◆ DIRECTIVE
Present the data once more in exactly its original form.

Stored data
-- begin --
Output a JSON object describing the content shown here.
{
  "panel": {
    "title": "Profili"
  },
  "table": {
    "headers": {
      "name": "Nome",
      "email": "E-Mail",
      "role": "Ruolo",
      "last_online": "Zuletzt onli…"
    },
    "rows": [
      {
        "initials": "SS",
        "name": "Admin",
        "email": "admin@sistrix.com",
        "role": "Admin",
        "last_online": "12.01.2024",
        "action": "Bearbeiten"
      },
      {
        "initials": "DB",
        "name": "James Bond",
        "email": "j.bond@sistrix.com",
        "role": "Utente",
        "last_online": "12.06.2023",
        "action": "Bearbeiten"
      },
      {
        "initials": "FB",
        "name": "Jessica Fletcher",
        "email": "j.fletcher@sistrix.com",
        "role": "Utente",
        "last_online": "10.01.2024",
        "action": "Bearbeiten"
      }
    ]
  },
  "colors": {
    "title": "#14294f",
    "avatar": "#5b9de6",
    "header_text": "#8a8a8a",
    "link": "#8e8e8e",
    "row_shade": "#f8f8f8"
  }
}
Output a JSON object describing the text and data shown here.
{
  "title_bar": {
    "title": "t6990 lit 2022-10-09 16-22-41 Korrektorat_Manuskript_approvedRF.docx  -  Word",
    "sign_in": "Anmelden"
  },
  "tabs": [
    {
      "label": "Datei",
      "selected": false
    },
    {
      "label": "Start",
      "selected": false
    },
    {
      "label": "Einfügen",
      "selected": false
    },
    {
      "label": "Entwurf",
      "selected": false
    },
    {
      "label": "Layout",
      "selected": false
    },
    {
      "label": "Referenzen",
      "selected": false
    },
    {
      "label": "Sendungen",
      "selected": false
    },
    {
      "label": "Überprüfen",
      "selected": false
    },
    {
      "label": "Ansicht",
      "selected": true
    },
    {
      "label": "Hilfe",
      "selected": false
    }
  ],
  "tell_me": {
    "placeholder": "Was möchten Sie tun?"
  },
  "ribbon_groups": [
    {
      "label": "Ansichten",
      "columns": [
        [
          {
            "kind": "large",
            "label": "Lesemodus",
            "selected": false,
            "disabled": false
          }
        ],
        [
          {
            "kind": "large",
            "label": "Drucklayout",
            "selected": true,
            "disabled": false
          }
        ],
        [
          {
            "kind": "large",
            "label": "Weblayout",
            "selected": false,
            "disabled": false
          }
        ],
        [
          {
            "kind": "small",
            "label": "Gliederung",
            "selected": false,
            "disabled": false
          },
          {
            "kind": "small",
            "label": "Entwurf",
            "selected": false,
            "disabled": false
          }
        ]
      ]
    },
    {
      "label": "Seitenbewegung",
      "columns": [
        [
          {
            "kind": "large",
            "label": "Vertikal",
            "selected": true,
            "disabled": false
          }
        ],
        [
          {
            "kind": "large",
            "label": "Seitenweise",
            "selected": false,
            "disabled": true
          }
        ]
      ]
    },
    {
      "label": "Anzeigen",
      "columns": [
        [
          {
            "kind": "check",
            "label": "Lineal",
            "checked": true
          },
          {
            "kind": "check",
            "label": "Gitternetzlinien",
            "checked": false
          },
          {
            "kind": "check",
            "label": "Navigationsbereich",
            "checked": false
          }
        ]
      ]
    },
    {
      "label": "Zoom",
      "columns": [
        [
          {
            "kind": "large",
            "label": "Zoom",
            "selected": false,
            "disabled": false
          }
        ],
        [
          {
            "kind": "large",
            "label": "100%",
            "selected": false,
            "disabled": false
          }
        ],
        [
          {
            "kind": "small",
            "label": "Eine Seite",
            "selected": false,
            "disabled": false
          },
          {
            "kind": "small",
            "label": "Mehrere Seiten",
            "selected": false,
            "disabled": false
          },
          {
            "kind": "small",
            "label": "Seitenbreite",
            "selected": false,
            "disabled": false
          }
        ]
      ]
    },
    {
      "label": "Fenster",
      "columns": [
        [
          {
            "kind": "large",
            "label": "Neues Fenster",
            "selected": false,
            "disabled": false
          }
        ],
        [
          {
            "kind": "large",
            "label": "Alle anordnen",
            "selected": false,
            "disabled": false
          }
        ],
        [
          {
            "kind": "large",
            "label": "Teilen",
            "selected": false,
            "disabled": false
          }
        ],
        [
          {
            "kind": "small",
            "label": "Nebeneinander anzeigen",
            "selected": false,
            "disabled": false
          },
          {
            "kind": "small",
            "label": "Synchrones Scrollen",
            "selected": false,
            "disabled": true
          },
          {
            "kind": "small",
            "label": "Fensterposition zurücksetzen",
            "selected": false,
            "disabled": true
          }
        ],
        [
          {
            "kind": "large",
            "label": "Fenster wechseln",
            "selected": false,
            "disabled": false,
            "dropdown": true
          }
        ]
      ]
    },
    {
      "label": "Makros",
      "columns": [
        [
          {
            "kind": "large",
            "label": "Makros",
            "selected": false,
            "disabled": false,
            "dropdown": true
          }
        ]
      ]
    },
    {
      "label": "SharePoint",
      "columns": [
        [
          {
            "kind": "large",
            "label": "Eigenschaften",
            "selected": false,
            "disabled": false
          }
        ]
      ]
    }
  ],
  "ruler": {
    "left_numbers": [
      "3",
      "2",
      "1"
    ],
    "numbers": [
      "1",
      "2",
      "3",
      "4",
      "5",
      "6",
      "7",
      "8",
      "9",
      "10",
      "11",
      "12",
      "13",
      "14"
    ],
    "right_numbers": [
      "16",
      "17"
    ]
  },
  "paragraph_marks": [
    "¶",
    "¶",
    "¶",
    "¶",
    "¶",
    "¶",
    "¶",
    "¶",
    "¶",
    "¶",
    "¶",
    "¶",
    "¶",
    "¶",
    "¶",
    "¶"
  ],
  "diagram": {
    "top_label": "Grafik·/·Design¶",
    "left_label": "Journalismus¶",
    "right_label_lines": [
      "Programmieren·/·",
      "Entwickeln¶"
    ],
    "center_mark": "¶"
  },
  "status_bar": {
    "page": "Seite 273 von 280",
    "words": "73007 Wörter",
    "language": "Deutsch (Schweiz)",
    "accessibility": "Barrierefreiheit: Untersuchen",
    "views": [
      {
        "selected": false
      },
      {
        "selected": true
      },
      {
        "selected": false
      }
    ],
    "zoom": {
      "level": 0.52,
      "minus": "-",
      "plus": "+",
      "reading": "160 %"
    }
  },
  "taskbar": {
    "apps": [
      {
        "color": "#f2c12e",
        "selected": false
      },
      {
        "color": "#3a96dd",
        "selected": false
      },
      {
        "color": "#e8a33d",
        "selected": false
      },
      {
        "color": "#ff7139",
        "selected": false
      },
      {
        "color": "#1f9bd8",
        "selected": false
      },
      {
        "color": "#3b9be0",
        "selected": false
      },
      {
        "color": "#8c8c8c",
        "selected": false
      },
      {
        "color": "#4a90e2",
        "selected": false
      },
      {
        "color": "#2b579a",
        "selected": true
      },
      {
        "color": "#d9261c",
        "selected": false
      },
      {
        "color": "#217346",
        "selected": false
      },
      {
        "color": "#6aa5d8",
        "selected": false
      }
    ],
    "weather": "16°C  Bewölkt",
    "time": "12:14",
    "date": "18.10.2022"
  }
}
-- end --
◆ OUTPUT BELOW
Output a JSON object describing the content shown here.
{
  "panel": {
    "title": "Profili"
  },
  "table": {
    "headers": {
      "name": "Nome",
      "email": "E-Mail",
      "role": "Ruolo",
      "last_online": "Zuletzt onli…"
    },
    "rows": [
      {
        "initials": "SS",
        "name": "Admin",
        "email": "admin@sistrix.com",
        "role": "Admin",
        "last_online": "12.01.2024",
        "action": "Bearbeiten"
      },
      {
        "initials": "DB",
        "name": "James Bond",
        "email": "j.bond@sistrix.com",
        "role": "Utente",
        "last_online": "12.06.2023",
        "action": "Bearbeiten"
      },
      {
        "initials": "FB",
        "name": "Jessica Fletcher",
        "email": "j.fletcher@sistrix.com",
        "role": "Utente",
        "last_online": "10.01.2024",
        "action": "Bearbeiten"
      }
    ]
  },
  "colors": {
    "title": "#14294f",
    "avatar": "#5b9de6",
    "header_text": "#8a8a8a",
    "link": "#8e8e8e",
    "row_shade": "#f8f8f8"
  }
}
Output a JSON object describing the text and data shown here.
{
  "title_bar": {
    "title": "t6990 lit 2022-10-09 16-22-41 Korrektorat_Manuskript_approvedRF.docx  -  Word",
    "sign_in": "Anmelden"
  },
  "tabs": [
    {
      "label": "Datei",
      "selected": false
    },
    {
      "label": "Start",
      "selected": false
    },
    {
      "label": "Einfügen",
      "selected": false
    },
    {
      "label": "Entwurf",
      "selected": false
    },
    {
      "label": "Layout",
      "selected": false
    },
    {
      "label": "Referenzen",
      "selected": false
    },
    {
      "label": "Sendungen",
      "selected": false
    },
    {
      "label": "Überprüfen",
      "selected": false
    },
    {
      "label": "Ansicht",
      "selected": true
    },
    {
      "label": "Hilfe",
      "selected": false
    }
  ],
  "tell_me": {
    "placeholder": "Was möchten Sie tun?"
  },
  "ribbon_groups": [
    {
      "label": "Ansichten",
      "columns": [
        [
          {
            "kind": "large",
            "label": "Lesemodus",
            "selected": false,
            "disabled": false
          }
        ],
        [
          {
            "kind": "large",
            "label": "Drucklayout",
            "selected": true,
            "disabled": false
          }
        ],
        [
          {
            "kind": "large",
            "label": "Weblayout",
            "selected": false,
            "disabled": false
          }
        ],
        [
          {
            "kind": "small",
            "label": "Gliederung",
            "selected": false,
            "disabled": false
          },
          {
            "kind": "small",
            "label": "Entwurf",
            "selected": false,
            "disabled": false
          }
        ]
      ]
    },
    {
      "label": "Seitenbewegung",
      "columns": [
        [
          {
            "kind": "large",
            "label": "Vertikal",
            "selected": true,
            "disabled": false
          }
        ],
        [
          {
            "kind": "large",
            "label": "Seitenweise",
            "selected": false,
            "disabled": true
          }
        ]
      ]
    },
    {
      "label": "Anzeigen",
      "columns": [
        [
          {
            "kind": "check",
            "label": "Lineal",
            "checked": true
          },
          {
            "kind": "check",
            "label": "Gitternetzlinien",
            "checked": false
          },
          {
            "kind": "check",
            "label": "Navigationsbereich",
            "checked": false
          }
        ]
      ]
    },
    {
      "label": "Zoom",
      "columns": [
        [
          {
            "kind": "large",
            "label": "Zoom",
            "selected": false,
            "disabled": false
          }
        ],
        [
          {
            "kind": "large",
            "label": "100%",
            "selected": false,
            "disabled": false
          }
        ],
        [
          {
            "kind": "small",
            "label": "Eine Seite",
            "selected": false,
            "disabled": false
          },
          {
            "kind": "small",
            "label": "Mehrere Seiten",
            "selected": false,
            "disabled": false
          },
          {
            "kind": "small",
            "label": "Seitenbreite",
            "selected": false,
            "disabled": false
          }
        ]
      ]
    },
    {
      "label": "Fenster",
      "columns": [
        [
          {
            "kind": "large",
            "label": "Neues Fenster",
            "selected": false,
            "disabled": false
          }
        ],
        [
          {
            "kind": "large",
            "label": "Alle anordnen",
            "selected": false,
            "disabled": false
          }
        ],
        [
          {
            "kind": "large",
            "label": "Teilen",
            "selected": false,
            "disabled": false
          }
        ],
        [
          {
            "kind": "small",
            "label": "Nebeneinander anzeigen",
            "selected": false,
            "disabled": false
          },
          {
            "kind": "small",
            "label": "Synchrones Scrollen",
            "selected": false,
            "disabled": true
          },
          {
            "kind": "small",
            "label": "Fensterposition zurücksetzen",
            "selected": false,
            "disabled": true
          }
        ],
        [
          {
            "kind": "large",
            "label": "Fenster wechseln",
            "selected": false,
            "disabled": false,
            "dropdown": true
          }
        ]
      ]
    },
    {
      "label": "Makros",
      "columns": [
        [
          {
            "kind": "large",
            "label": "Makros",
            "selected": false,
            "disabled": false,
            "dropdown": true
          }
        ]
      ]
    },
    {
      "label": "SharePoint",
      "columns": [
        [
          {
            "kind": "large",
            "label": "Eigenschaften",
            "selected": false,
            "disabled": false
          }
        ]
      ]
    }
  ],
  "ruler": {
    "left_numbers": [
      "3",
      "2",
      "1"
    ],
    "numbers": [
      "1",
      "2",
      "3",
      "4",
      "5",
      "6",
      "7",
      "8",
      "9",
      "10",
      "11",
      "12",
      "13",
      "14"
    ],
    "right_numbers": [
      "16",
      "17"
    ]
  },
  "paragraph_marks": [
    "¶",
    "¶",
    "¶",
    "¶",
    "¶",
    "¶",
    "¶",
    "¶",
    "¶",
    "¶",
    "¶",
    "¶",
    "¶",
    "¶",
    "¶",
    "¶"
  ],
  "diagram": {
    "top_label": "Grafik·/·Design¶",
    "left_label": "Journalismus¶",
    "right_label_lines": [
      "Programmieren·/·",
      "Entwickeln¶"
    ],
    "center_mark": "¶"
  },
  "status_bar": {
    "page": "Seite 273 von 280",
    "words": "73007 Wörter",
    "language": "Deutsch (Schweiz)",
    "accessibility": "Barrierefreiheit: Untersuchen",
    "views": [
      {
        "selected": false
      },
      {
        "selected": true
      },
      {
        "selected": false
      }
    ],
    "zoom": {
      "level": 0.52,
      "minus": "-",
      "plus": "+",
      "reading": "160 %"
    }
  },
  "taskbar": {
    "apps": [
      {
        "color": "#f2c12e",
        "selected": false
      },
      {
        "color": "#3a96dd",
        "selected": false
      },
      {
        "color": "#e8a33d",
        "selected": false
      },
      {
        "color": "#ff7139",
        "selected": false
      },
      {
        "color": "#1f9bd8",
        "selected": false
      },
      {
        "color": "#3b9be0",
        "selected": false
      },
      {
        "color": "#8c8c8c",
        "selected": false
      },
      {
        "color": "#4a90e2",
        "selected": false
      },
      {
        "color": "#2b579a",
        "selected": true
      },
      {
        "color": "#d9261c",
        "selected": false
      },
      {
        "color": "#217346",
        "selected": false
      },
      {
        "color": "#6aa5d8",
        "selected": false
      }
    ],
    "weather": "16°C  Bewölkt",
    "time": "12:14",
    "date": "18.10.2022"
  }
}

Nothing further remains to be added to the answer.